## INSTRUCTION
Copy all the data exactly, except the pictures.

╭─ DATA SUPPLIED

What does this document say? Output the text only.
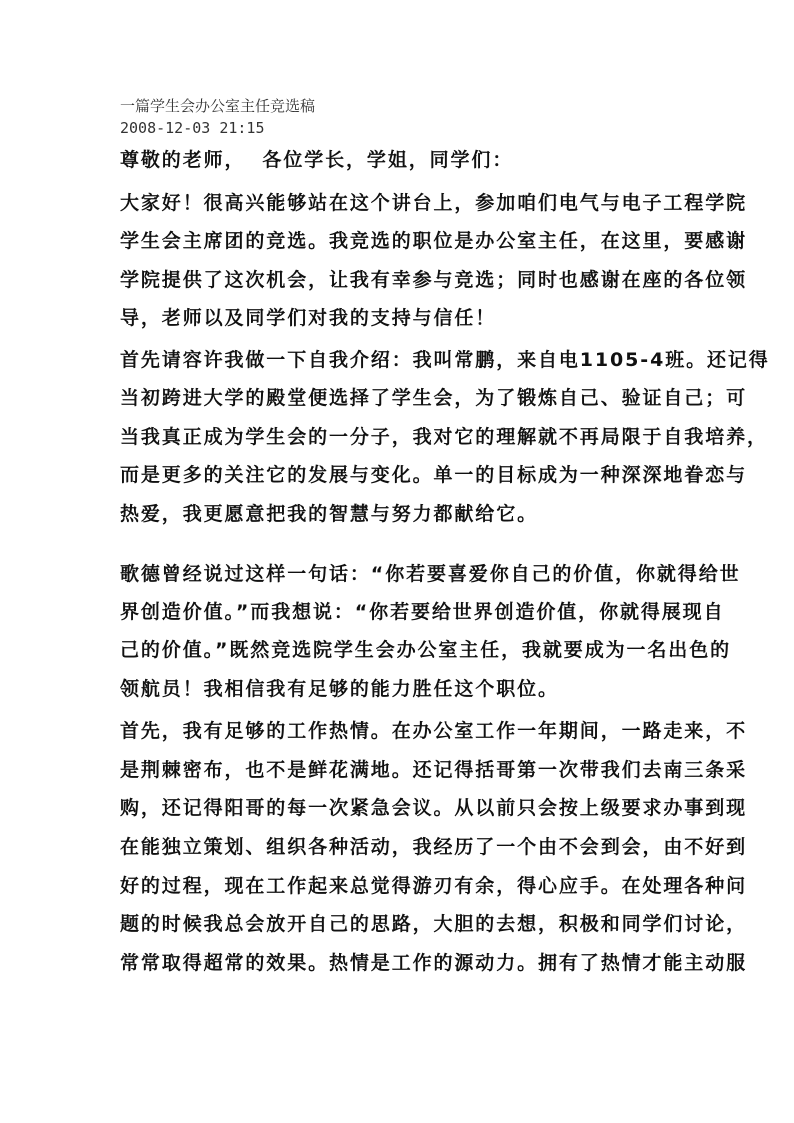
一篇学生会办公室主任竞选稿
2008-12-03 21:15
尊敬的老师，  各位学长，学姐，同学们：
大家好！很高兴能够站在这个讲台上，参加咱们电气与电子工程学院
学生会主席团的竞选。我竞选的职位是办公室主任，在这里，要感谢
学院提供了这次机会，让我有幸参与竞选；同时也感谢在座的各位领
导，老师以及同学们对我的支持与信任！
首先请容许我做一下自我介绍：我叫常鹏，来自电1105-4班。还记得
当初跨进大学的殿堂便选择了学生会，为了锻炼自己、验证自己；可
当我真正成为学生会的一分子，我对它的理解就不再局限于自我培养，
而是更多的关注它的发展与变化。单一的目标成为一种深深地眷恋与
热爱，我更愿意把我的智慧与努力都献给它。
歌德曾经说过这样一句话：“你若要喜爱你自己的价值，你就得给世
界创造价值。”而我想说：“你若要给世界创造价值，你就得展现自
己的价值。”既然竞选院学生会办公室主任，我就要成为一名出色的
领航员！我相信我有足够的能力胜任这个职位。
首先，我有足够的工作热情。在办公室工作一年期间，一路走来，不
是荆棘密布，也不是鲜花满地。还记得括哥第一次带我们去南三条采
购，还记得阳哥的每一次紧急会议。从以前只会按上级要求办事到现
在能独立策划、组织各种活动，我经历了一个由不会到会，由不好到
好的过程，现在工作起来总觉得游刃有余，得心应手。在处理各种问
题的时候我总会放开自己的思路，大胆的去想，积极和同学们讨论，
常常取得超常的效果。热情是工作的源动力。拥有了热情才能主动服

╰─

## COMPLETE OUTPUT
What does this document say? Output the text only.
一篇学生会办公室主任竞选稿
2008-12-03 21:15
尊敬的老师，  各位学长，学姐，同学们：
大家好！很高兴能够站在这个讲台上，参加咱们电气与电子工程学院
学生会主席团的竞选。我竞选的职位是办公室主任，在这里，要感谢
学院提供了这次机会，让我有幸参与竞选；同时也感谢在座的各位领
导，老师以及同学们对我的支持与信任！
首先请容许我做一下自我介绍：我叫常鹏，来自电1105-4班。还记得
当初跨进大学的殿堂便选择了学生会，为了锻炼自己、验证自己；可
当我真正成为学生会的一分子，我对它的理解就不再局限于自我培养，
而是更多的关注它的发展与变化。单一的目标成为一种深深地眷恋与
热爱，我更愿意把我的智慧与努力都献给它。
歌德曾经说过这样一句话：“你若要喜爱你自己的价值，你就得给世
界创造价值。”而我想说：“你若要给世界创造价值，你就得展现自
己的价值。”既然竞选院学生会办公室主任，我就要成为一名出色的
领航员！我相信我有足够的能力胜任这个职位。
首先，我有足够的工作热情。在办公室工作一年期间，一路走来，不
是荆棘密布，也不是鲜花满地。还记得括哥第一次带我们去南三条采
购，还记得阳哥的每一次紧急会议。从以前只会按上级要求办事到现
在能独立策划、组织各种活动，我经历了一个由不会到会，由不好到
好的过程，现在工作起来总觉得游刃有余，得心应手。在处理各种问
题的时候我总会放开自己的思路，大胆的去想，积极和同学们讨论，
常常取得超常的效果。热情是工作的源动力。拥有了热情才能主动服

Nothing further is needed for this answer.